◆ **DATA FOR THIS EXERCISE**
* Begin *

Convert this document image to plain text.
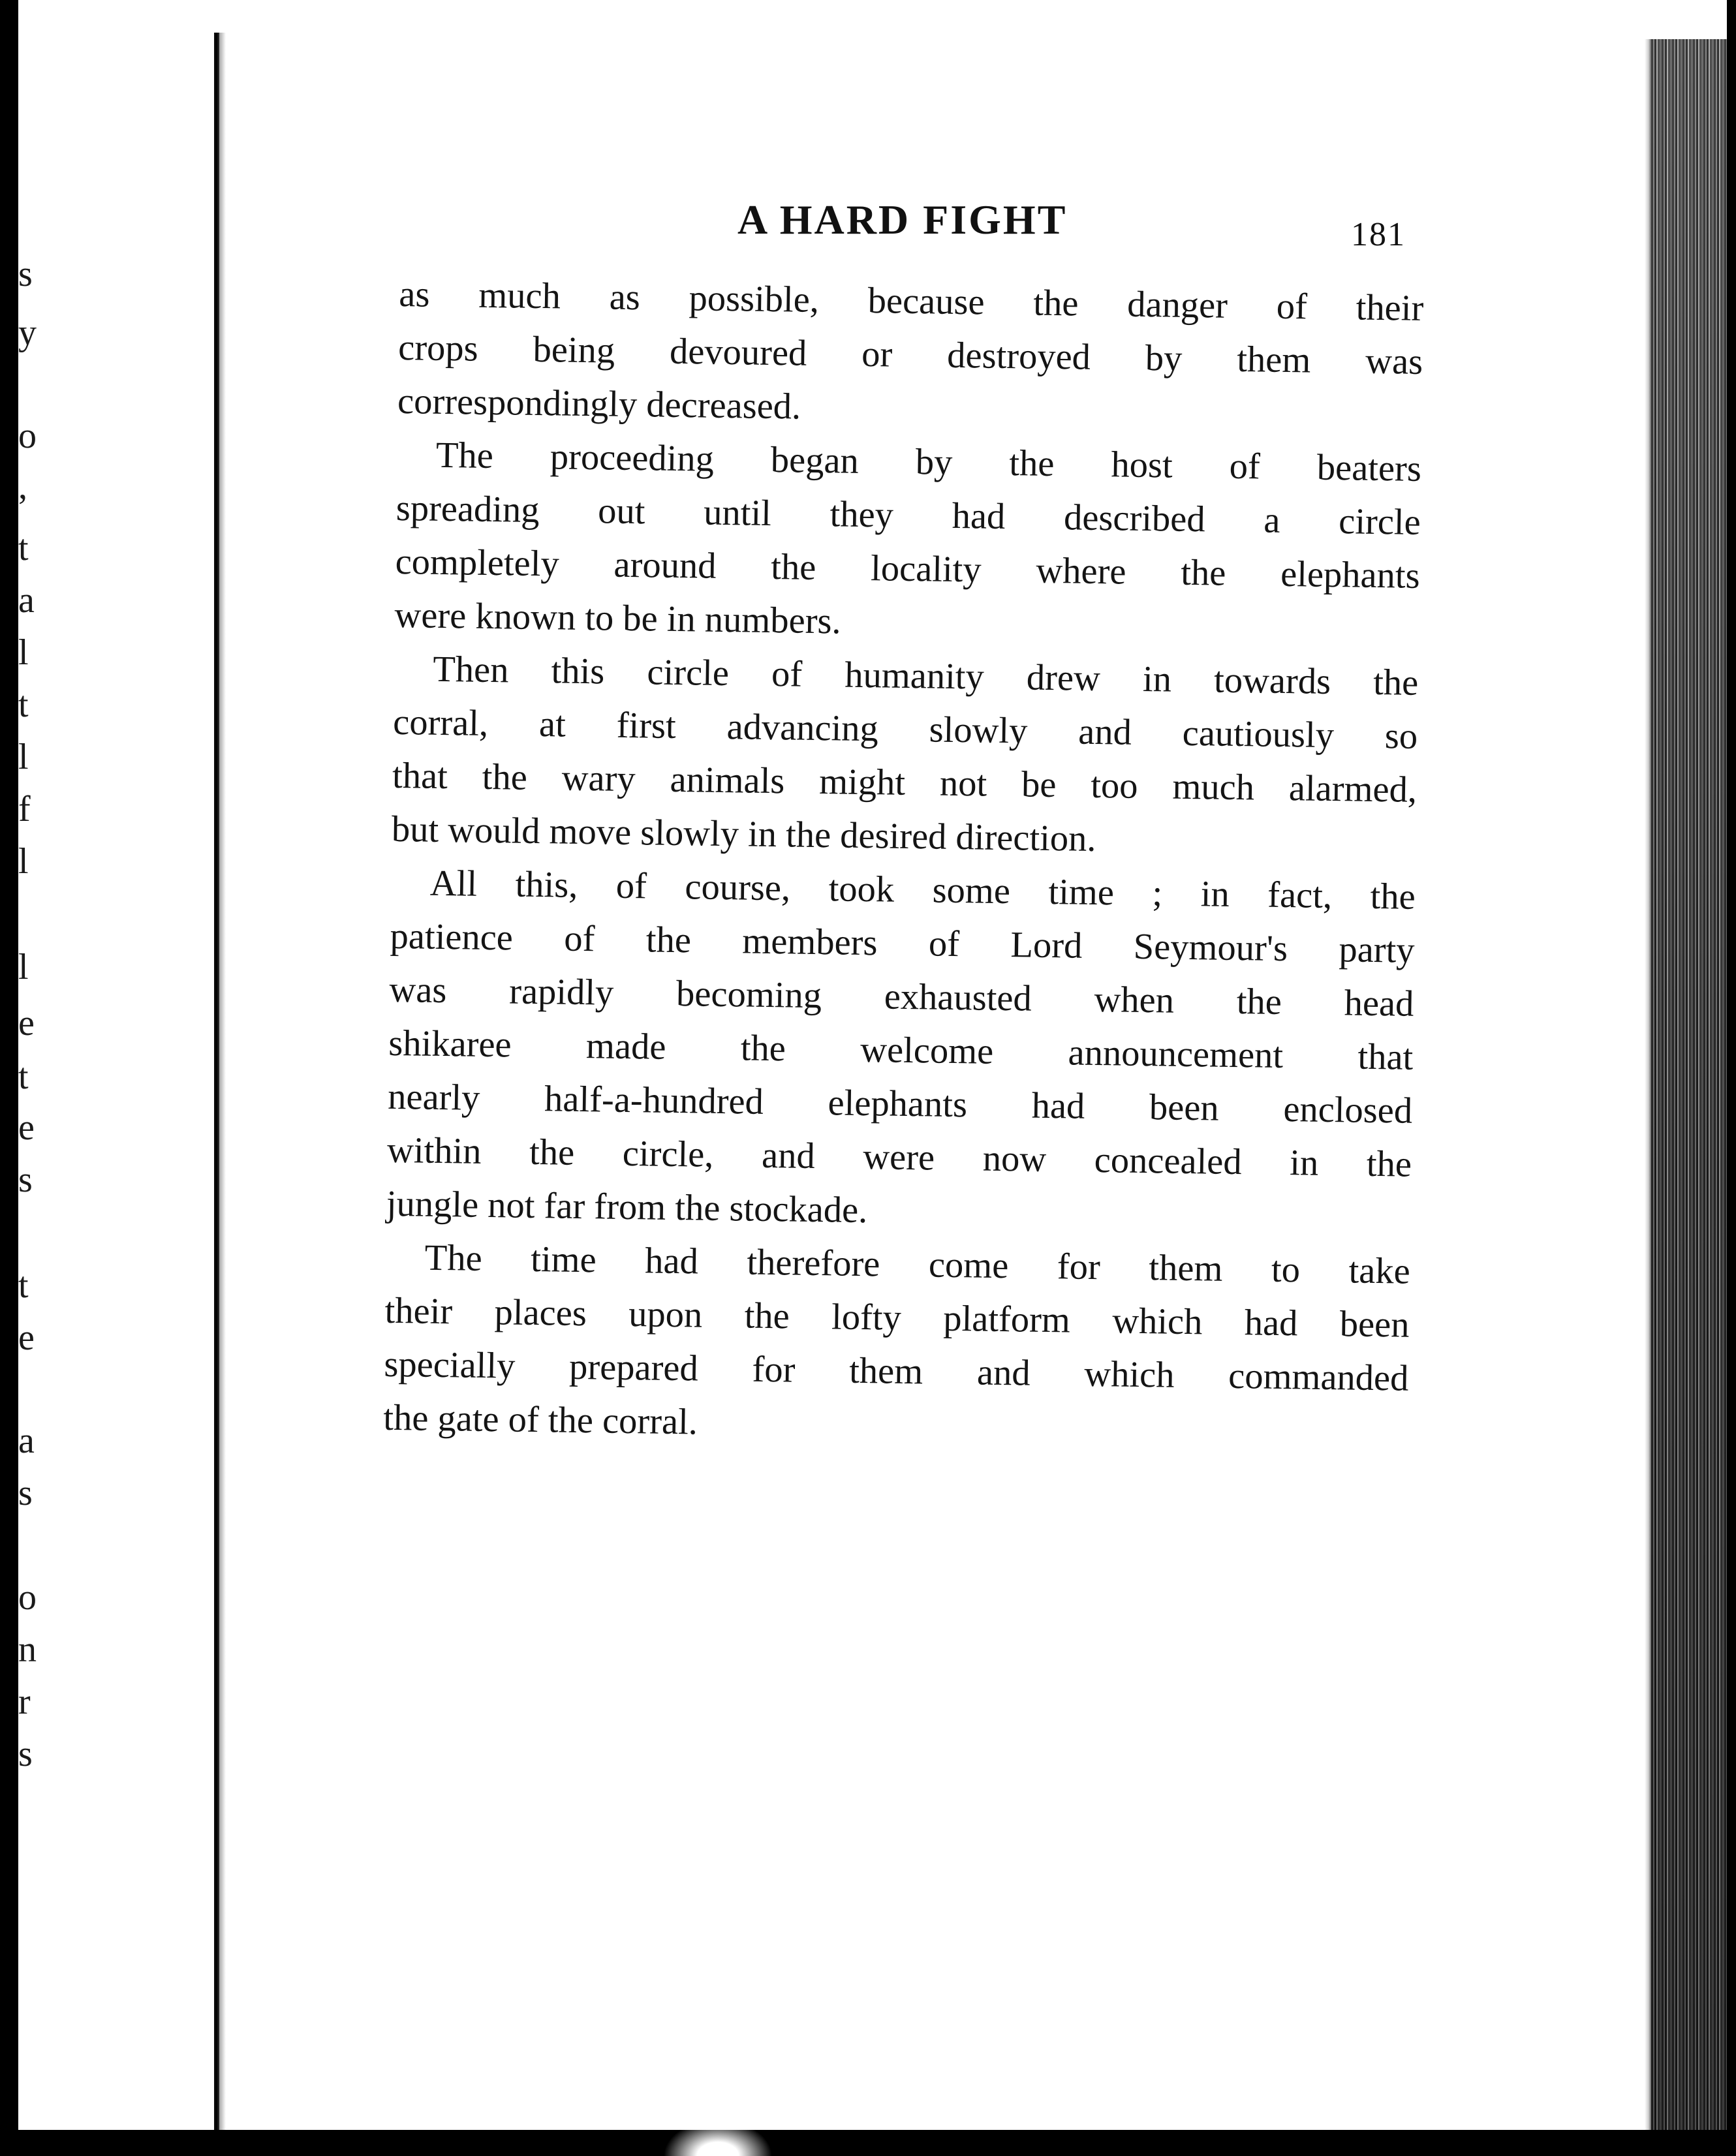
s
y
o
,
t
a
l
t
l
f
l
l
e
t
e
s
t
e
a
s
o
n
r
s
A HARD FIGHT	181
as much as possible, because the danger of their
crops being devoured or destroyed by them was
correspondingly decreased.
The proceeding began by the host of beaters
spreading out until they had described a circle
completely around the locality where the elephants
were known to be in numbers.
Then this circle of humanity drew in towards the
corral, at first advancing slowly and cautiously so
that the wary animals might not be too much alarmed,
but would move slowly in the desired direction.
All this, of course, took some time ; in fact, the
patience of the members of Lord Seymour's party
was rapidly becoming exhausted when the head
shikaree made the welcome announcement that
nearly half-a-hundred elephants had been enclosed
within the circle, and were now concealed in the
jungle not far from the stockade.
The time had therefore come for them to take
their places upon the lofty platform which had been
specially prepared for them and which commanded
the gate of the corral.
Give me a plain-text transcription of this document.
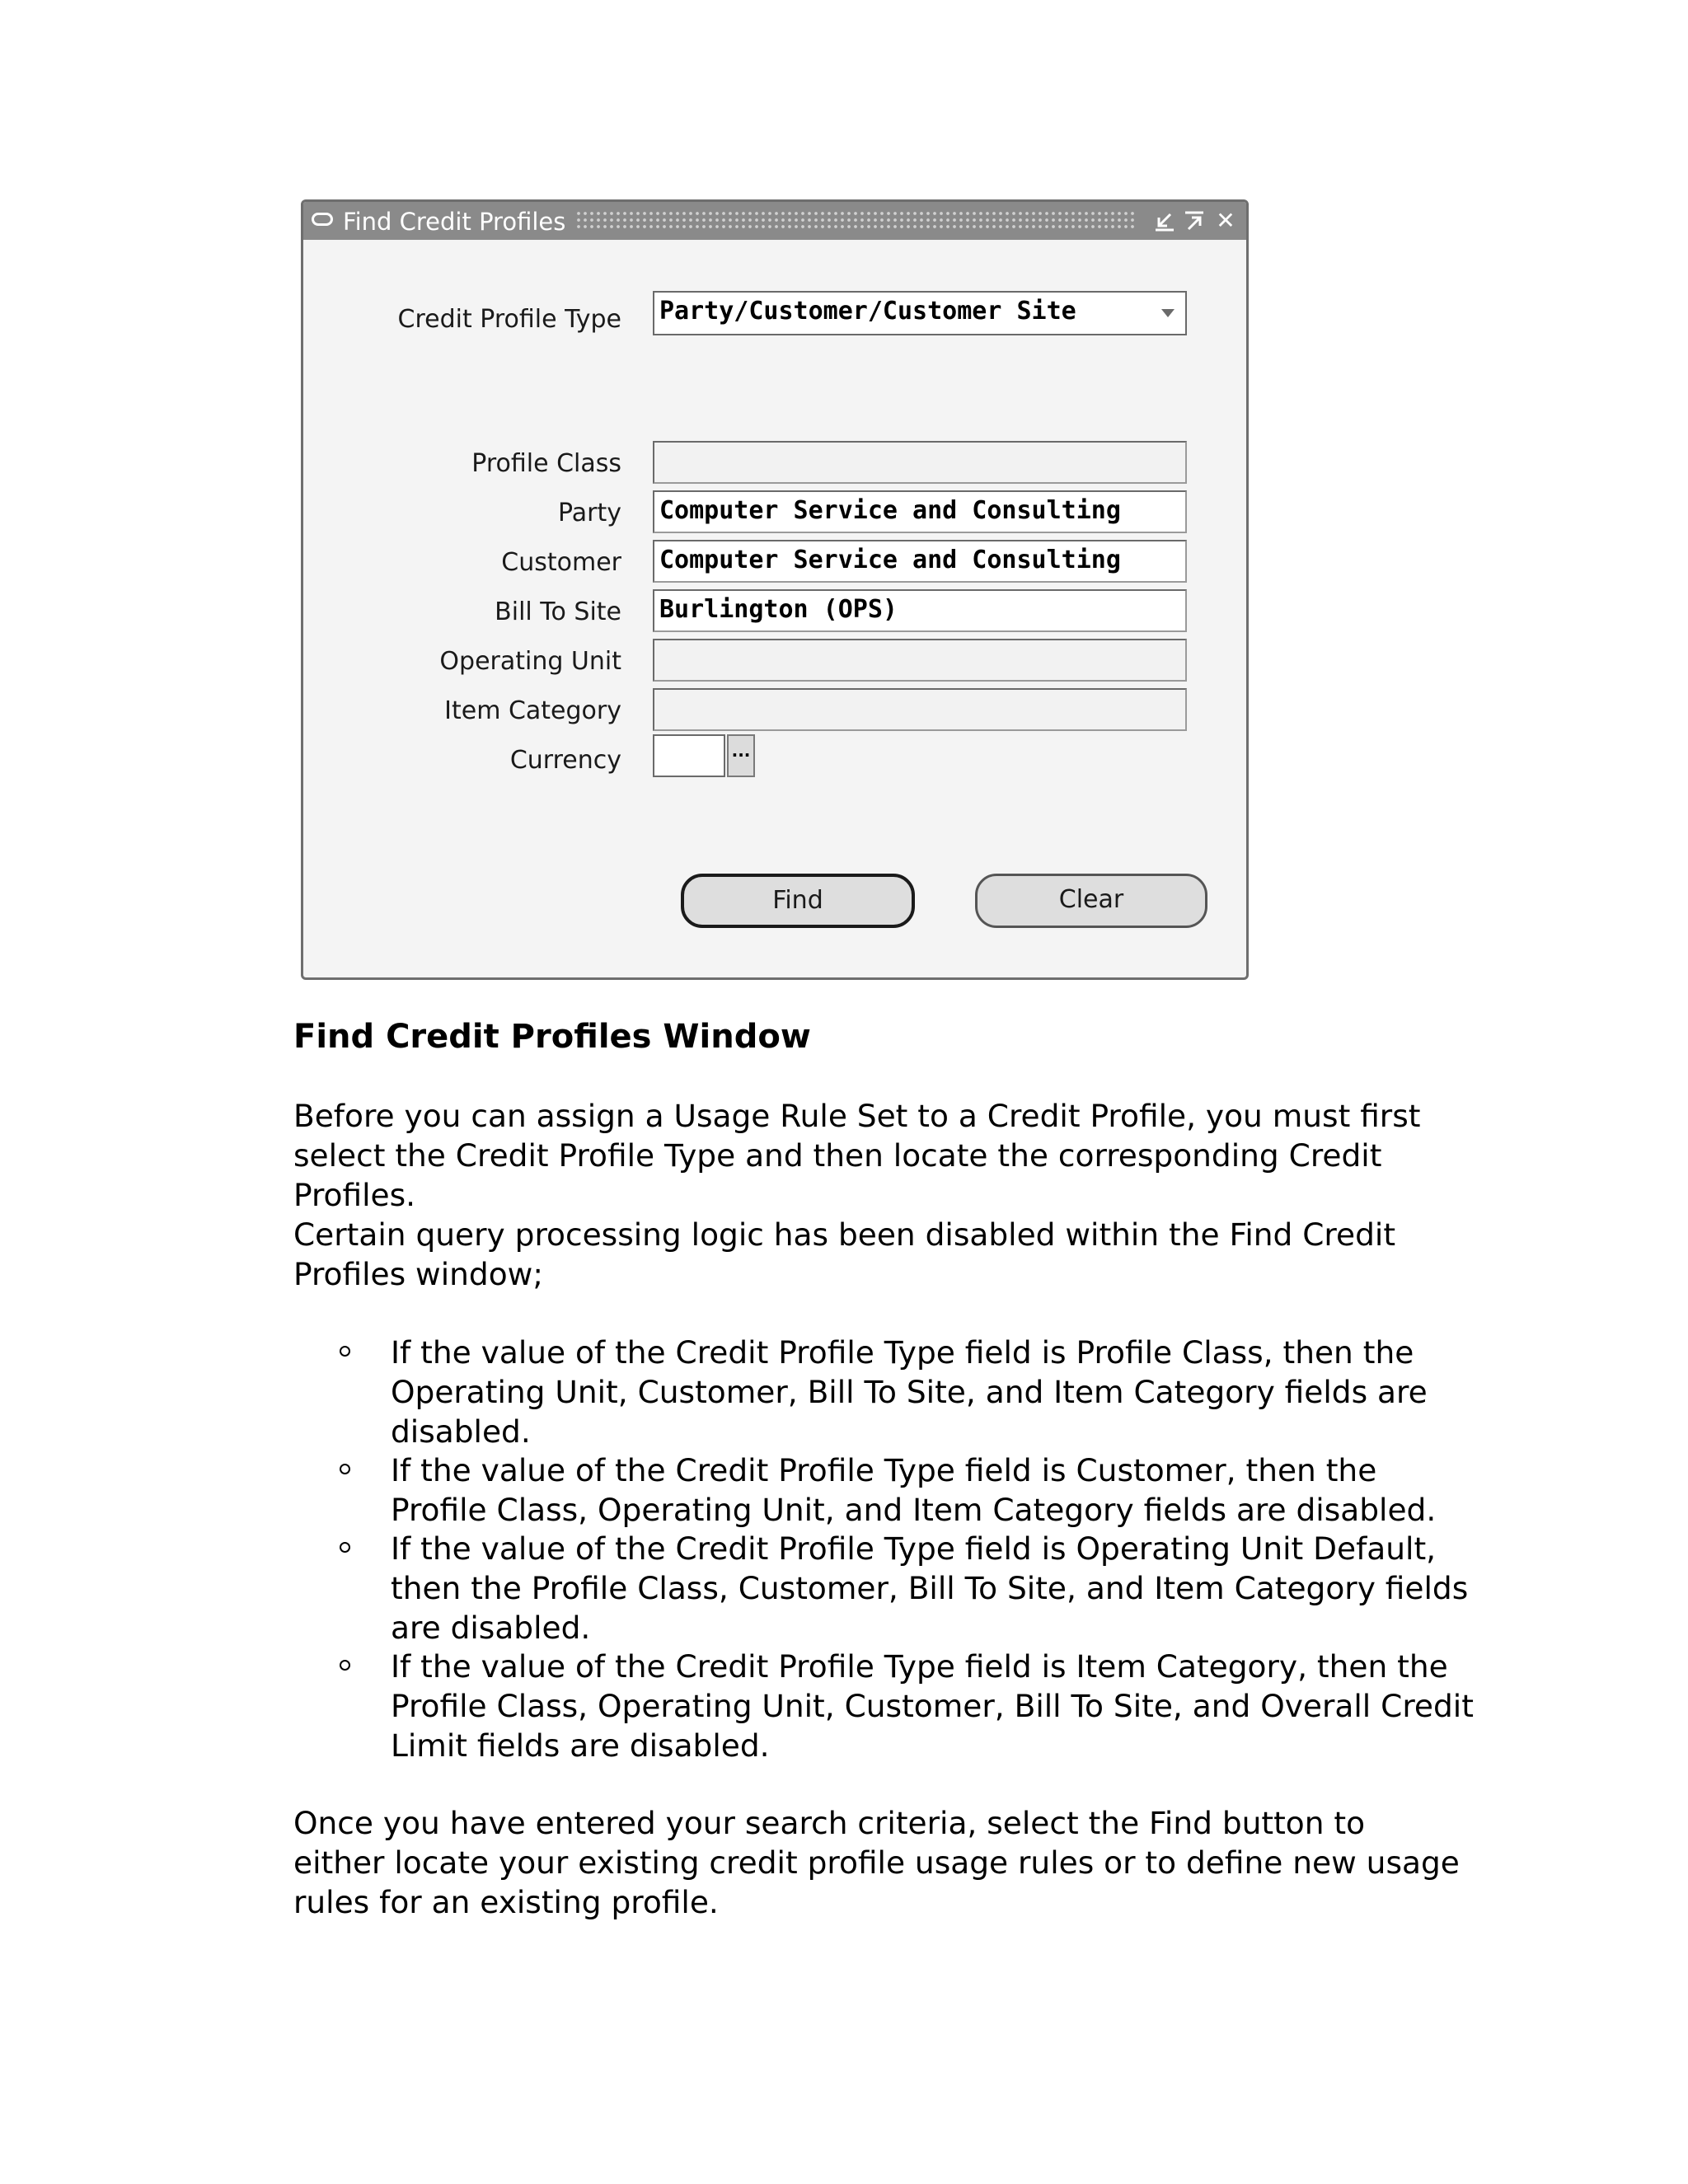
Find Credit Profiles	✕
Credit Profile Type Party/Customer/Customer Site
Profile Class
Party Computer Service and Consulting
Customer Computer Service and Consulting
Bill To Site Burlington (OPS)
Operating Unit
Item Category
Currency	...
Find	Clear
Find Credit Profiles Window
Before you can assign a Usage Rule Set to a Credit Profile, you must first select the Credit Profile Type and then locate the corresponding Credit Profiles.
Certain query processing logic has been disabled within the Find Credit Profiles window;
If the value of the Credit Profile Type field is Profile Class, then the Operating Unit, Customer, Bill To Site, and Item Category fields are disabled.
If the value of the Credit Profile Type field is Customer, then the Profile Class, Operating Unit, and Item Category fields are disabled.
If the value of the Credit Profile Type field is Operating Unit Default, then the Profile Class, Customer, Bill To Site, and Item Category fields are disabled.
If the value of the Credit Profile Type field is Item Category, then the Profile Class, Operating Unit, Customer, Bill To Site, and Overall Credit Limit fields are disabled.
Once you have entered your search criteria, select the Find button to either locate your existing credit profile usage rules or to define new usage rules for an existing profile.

* End *

◆ **TASK OBJECTIVE**
Leave out all pictures, then copy the remaining material exactly.

◆ **CORRECT OUTPUT**
Convert this document image to plain text.
s
y
o
,
t
a
l
t
l
f
l
l
e
t
e
s
t
e
a
s
o
n
r
s
A HARD FIGHT	181
as much as possible, because the danger of their
crops being devoured or destroyed by them was
correspondingly decreased.
The proceeding began by the host of beaters
spreading out until they had described a circle
completely around the locality where the elephants
were known to be in numbers.
Then this circle of humanity drew in towards the
corral, at first advancing slowly and cautiously so
that the wary animals might not be too much alarmed,
but would move slowly in the desired direction.
All this, of course, took some time ; in fact, the
patience of the members of Lord Seymour's party
was rapidly becoming exhausted when the head
shikaree made the welcome announcement that
nearly half-a-hundred elephants had been enclosed
within the circle, and were now concealed in the
jungle not far from the stockade.
The time had therefore come for them to take
their places upon the lofty platform which had been
specially prepared for them and which commanded
the gate of the corral.
Give me a plain-text transcription of this document.
Find Credit Profiles	✕
Credit Profile Type Party/Customer/Customer Site
Profile Class
Party Computer Service and Consulting
Customer Computer Service and Consulting
Bill To Site Burlington (OPS)
Operating Unit
Item Category
Currency	...
Find	Clear
Find Credit Profiles Window
Before you can assign a Usage Rule Set to a Credit Profile, you must first select the Credit Profile Type and then locate the corresponding Credit Profiles.
Certain query processing logic has been disabled within the Find Credit Profiles window;
If the value of the Credit Profile Type field is Profile Class, then the Operating Unit, Customer, Bill To Site, and Item Category fields are disabled.
If the value of the Credit Profile Type field is Customer, then the Profile Class, Operating Unit, and Item Category fields are disabled.
If the value of the Credit Profile Type field is Operating Unit Default, then the Profile Class, Customer, Bill To Site, and Item Category fields are disabled.
If the value of the Credit Profile Type field is Item Category, then the Profile Class, Operating Unit, Customer, Bill To Site, and Overall Credit Limit fields are disabled.
Once you have entered your search criteria, select the Find button to either locate your existing credit profile usage rules or to define new usage rules for an existing profile.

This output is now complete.